Goal — Copy out the entries exactly, from the first line to the last.
○ ○ ○ ○ ○
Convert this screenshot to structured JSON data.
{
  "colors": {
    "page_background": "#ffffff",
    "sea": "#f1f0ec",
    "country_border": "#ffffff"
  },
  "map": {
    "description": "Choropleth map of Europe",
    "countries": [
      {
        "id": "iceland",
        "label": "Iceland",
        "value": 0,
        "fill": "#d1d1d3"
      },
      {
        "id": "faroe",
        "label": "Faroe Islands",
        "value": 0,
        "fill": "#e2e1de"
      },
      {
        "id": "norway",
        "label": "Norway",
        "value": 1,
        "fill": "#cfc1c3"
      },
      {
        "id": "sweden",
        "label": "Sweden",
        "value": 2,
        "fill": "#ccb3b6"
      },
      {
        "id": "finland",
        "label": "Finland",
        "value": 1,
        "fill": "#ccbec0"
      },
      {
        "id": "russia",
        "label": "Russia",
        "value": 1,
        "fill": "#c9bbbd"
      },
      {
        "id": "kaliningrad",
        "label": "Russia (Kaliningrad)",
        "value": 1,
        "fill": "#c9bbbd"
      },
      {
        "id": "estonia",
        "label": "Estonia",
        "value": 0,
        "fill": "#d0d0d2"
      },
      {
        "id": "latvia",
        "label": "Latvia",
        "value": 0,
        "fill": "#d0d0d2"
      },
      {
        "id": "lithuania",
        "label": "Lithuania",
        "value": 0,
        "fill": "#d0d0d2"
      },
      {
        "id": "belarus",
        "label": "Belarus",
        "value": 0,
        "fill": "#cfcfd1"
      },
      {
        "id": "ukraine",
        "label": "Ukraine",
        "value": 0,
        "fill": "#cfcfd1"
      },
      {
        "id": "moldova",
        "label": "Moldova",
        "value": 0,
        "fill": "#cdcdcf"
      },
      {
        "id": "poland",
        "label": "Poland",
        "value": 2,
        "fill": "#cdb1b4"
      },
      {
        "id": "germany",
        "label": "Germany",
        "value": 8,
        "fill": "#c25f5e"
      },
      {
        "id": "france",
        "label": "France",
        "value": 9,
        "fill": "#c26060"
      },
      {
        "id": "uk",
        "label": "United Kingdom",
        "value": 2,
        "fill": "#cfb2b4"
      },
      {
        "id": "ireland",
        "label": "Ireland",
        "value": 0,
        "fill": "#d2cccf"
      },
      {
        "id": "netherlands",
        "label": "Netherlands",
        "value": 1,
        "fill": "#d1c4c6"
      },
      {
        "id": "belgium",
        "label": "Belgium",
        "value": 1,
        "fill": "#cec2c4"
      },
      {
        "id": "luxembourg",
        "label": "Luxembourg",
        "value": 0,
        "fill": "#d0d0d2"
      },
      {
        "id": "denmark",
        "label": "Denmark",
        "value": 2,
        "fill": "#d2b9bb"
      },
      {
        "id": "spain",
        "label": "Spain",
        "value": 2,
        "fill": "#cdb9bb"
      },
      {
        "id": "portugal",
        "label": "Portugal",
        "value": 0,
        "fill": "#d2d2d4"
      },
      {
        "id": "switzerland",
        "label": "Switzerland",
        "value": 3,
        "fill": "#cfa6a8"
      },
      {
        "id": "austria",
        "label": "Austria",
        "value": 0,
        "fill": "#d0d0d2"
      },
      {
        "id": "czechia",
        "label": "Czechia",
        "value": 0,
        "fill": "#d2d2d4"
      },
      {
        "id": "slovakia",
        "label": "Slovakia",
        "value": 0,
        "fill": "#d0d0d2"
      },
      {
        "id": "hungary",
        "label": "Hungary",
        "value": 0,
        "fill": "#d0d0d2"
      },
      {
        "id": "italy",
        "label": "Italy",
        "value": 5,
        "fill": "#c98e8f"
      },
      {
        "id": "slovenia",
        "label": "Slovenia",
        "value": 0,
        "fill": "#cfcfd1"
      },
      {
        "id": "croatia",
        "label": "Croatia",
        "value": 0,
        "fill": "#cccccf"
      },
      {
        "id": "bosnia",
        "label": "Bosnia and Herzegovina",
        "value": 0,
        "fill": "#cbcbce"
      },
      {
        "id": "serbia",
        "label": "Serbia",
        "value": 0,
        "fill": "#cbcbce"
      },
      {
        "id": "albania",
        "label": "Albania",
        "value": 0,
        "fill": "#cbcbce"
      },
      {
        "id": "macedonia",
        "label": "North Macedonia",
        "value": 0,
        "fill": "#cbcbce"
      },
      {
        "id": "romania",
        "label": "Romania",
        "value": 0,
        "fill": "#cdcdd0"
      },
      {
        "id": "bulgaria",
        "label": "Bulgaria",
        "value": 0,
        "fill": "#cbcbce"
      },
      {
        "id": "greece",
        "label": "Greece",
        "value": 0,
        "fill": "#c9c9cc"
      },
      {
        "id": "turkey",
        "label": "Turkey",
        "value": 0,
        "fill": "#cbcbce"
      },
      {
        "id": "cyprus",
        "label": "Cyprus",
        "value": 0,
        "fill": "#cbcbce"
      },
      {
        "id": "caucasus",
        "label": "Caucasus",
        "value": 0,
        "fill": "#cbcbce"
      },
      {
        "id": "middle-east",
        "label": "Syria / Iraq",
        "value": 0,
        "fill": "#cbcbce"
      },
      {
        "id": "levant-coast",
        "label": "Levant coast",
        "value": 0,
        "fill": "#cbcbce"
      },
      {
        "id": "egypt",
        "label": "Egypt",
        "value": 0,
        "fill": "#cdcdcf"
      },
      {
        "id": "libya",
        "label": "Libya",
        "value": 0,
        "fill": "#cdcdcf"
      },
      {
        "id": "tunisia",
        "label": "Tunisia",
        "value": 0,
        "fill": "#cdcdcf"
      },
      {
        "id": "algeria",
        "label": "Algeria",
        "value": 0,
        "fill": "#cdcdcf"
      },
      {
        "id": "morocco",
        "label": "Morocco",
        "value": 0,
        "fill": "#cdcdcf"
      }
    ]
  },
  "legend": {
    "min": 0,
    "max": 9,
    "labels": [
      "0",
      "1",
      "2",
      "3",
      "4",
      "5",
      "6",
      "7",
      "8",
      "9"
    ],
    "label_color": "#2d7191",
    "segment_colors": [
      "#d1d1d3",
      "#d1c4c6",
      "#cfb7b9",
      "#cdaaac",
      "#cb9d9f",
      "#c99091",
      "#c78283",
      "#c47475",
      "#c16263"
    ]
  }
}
○ ○ ○ ○ ○
Answer for this exercise —
Convert this screenshot to structured JSON data.
{
  "colors": {
    "page_background": "#ffffff",
    "sea": "#f1f0ec",
    "country_border": "#ffffff"
  },
  "map": {
    "description": "Choropleth map of Europe",
    "countries": [
      {
        "id": "iceland",
        "label": "Iceland",
        "value": 0,
        "fill": "#d1d1d3"
      },
      {
        "id": "faroe",
        "label": "Faroe Islands",
        "value": 0,
        "fill": "#e2e1de"
      },
      {
        "id": "norway",
        "label": "Norway",
        "value": 1,
        "fill": "#cfc1c3"
      },
      {
        "id": "sweden",
        "label": "Sweden",
        "value": 2,
        "fill": "#ccb3b6"
      },
      {
        "id": "finland",
        "label": "Finland",
        "value": 1,
        "fill": "#ccbec0"
      },
      {
        "id": "russia",
        "label": "Russia",
        "value": 1,
        "fill": "#c9bbbd"
      },
      {
        "id": "kaliningrad",
        "label": "Russia (Kaliningrad)",
        "value": 1,
        "fill": "#c9bbbd"
      },
      {
        "id": "estonia",
        "label": "Estonia",
        "value": 0,
        "fill": "#d0d0d2"
      },
      {
        "id": "latvia",
        "label": "Latvia",
        "value": 0,
        "fill": "#d0d0d2"
      },
      {
        "id": "lithuania",
        "label": "Lithuania",
        "value": 0,
        "fill": "#d0d0d2"
      },
      {
        "id": "belarus",
        "label": "Belarus",
        "value": 0,
        "fill": "#cfcfd1"
      },
      {
        "id": "ukraine",
        "label": "Ukraine",
        "value": 0,
        "fill": "#cfcfd1"
      },
      {
        "id": "moldova",
        "label": "Moldova",
        "value": 0,
        "fill": "#cdcdcf"
      },
      {
        "id": "poland",
        "label": "Poland",
        "value": 2,
        "fill": "#cdb1b4"
      },
      {
        "id": "germany",
        "label": "Germany",
        "value": 8,
        "fill": "#c25f5e"
      },
      {
        "id": "france",
        "label": "France",
        "value": 9,
        "fill": "#c26060"
      },
      {
        "id": "uk",
        "label": "United Kingdom",
        "value": 2,
        "fill": "#cfb2b4"
      },
      {
        "id": "ireland",
        "label": "Ireland",
        "value": 0,
        "fill": "#d2cccf"
      },
      {
        "id": "netherlands",
        "label": "Netherlands",
        "value": 1,
        "fill": "#d1c4c6"
      },
      {
        "id": "belgium",
        "label": "Belgium",
        "value": 1,
        "fill": "#cec2c4"
      },
      {
        "id": "luxembourg",
        "label": "Luxembourg",
        "value": 0,
        "fill": "#d0d0d2"
      },
      {
        "id": "denmark",
        "label": "Denmark",
        "value": 2,
        "fill": "#d2b9bb"
      },
      {
        "id": "spain",
        "label": "Spain",
        "value": 2,
        "fill": "#cdb9bb"
      },
      {
        "id": "portugal",
        "label": "Portugal",
        "value": 0,
        "fill": "#d2d2d4"
      },
      {
        "id": "switzerland",
        "label": "Switzerland",
        "value": 3,
        "fill": "#cfa6a8"
      },
      {
        "id": "austria",
        "label": "Austria",
        "value": 0,
        "fill": "#d0d0d2"
      },
      {
        "id": "czechia",
        "label": "Czechia",
        "value": 0,
        "fill": "#d2d2d4"
      },
      {
        "id": "slovakia",
        "label": "Slovakia",
        "value": 0,
        "fill": "#d0d0d2"
      },
      {
        "id": "hungary",
        "label": "Hungary",
        "value": 0,
        "fill": "#d0d0d2"
      },
      {
        "id": "italy",
        "label": "Italy",
        "value": 5,
        "fill": "#c98e8f"
      },
      {
        "id": "slovenia",
        "label": "Slovenia",
        "value": 0,
        "fill": "#cfcfd1"
      },
      {
        "id": "croatia",
        "label": "Croatia",
        "value": 0,
        "fill": "#cccccf"
      },
      {
        "id": "bosnia",
        "label": "Bosnia and Herzegovina",
        "value": 0,
        "fill": "#cbcbce"
      },
      {
        "id": "serbia",
        "label": "Serbia",
        "value": 0,
        "fill": "#cbcbce"
      },
      {
        "id": "albania",
        "label": "Albania",
        "value": 0,
        "fill": "#cbcbce"
      },
      {
        "id": "macedonia",
        "label": "North Macedonia",
        "value": 0,
        "fill": "#cbcbce"
      },
      {
        "id": "romania",
        "label": "Romania",
        "value": 0,
        "fill": "#cdcdd0"
      },
      {
        "id": "bulgaria",
        "label": "Bulgaria",
        "value": 0,
        "fill": "#cbcbce"
      },
      {
        "id": "greece",
        "label": "Greece",
        "value": 0,
        "fill": "#c9c9cc"
      },
      {
        "id": "turkey",
        "label": "Turkey",
        "value": 0,
        "fill": "#cbcbce"
      },
      {
        "id": "cyprus",
        "label": "Cyprus",
        "value": 0,
        "fill": "#cbcbce"
      },
      {
        "id": "caucasus",
        "label": "Caucasus",
        "value": 0,
        "fill": "#cbcbce"
      },
      {
        "id": "middle-east",
        "label": "Syria / Iraq",
        "value": 0,
        "fill": "#cbcbce"
      },
      {
        "id": "levant-coast",
        "label": "Levant coast",
        "value": 0,
        "fill": "#cbcbce"
      },
      {
        "id": "egypt",
        "label": "Egypt",
        "value": 0,
        "fill": "#cdcdcf"
      },
      {
        "id": "libya",
        "label": "Libya",
        "value": 0,
        "fill": "#cdcdcf"
      },
      {
        "id": "tunisia",
        "label": "Tunisia",
        "value": 0,
        "fill": "#cdcdcf"
      },
      {
        "id": "algeria",
        "label": "Algeria",
        "value": 0,
        "fill": "#cdcdcf"
      },
      {
        "id": "morocco",
        "label": "Morocco",
        "value": 0,
        "fill": "#cdcdcf"
      }
    ]
  },
  "legend": {
    "min": 0,
    "max": 9,
    "labels": [
      "0",
      "1",
      "2",
      "3",
      "4",
      "5",
      "6",
      "7",
      "8",
      "9"
    ],
    "label_color": "#2d7191",
    "segment_colors": [
      "#d1d1d3",
      "#d1c4c6",
      "#cfb7b9",
      "#cdaaac",
      "#cb9d9f",
      "#c99091",
      "#c78283",
      "#c47475",
      "#c16263"
    ]
  }
}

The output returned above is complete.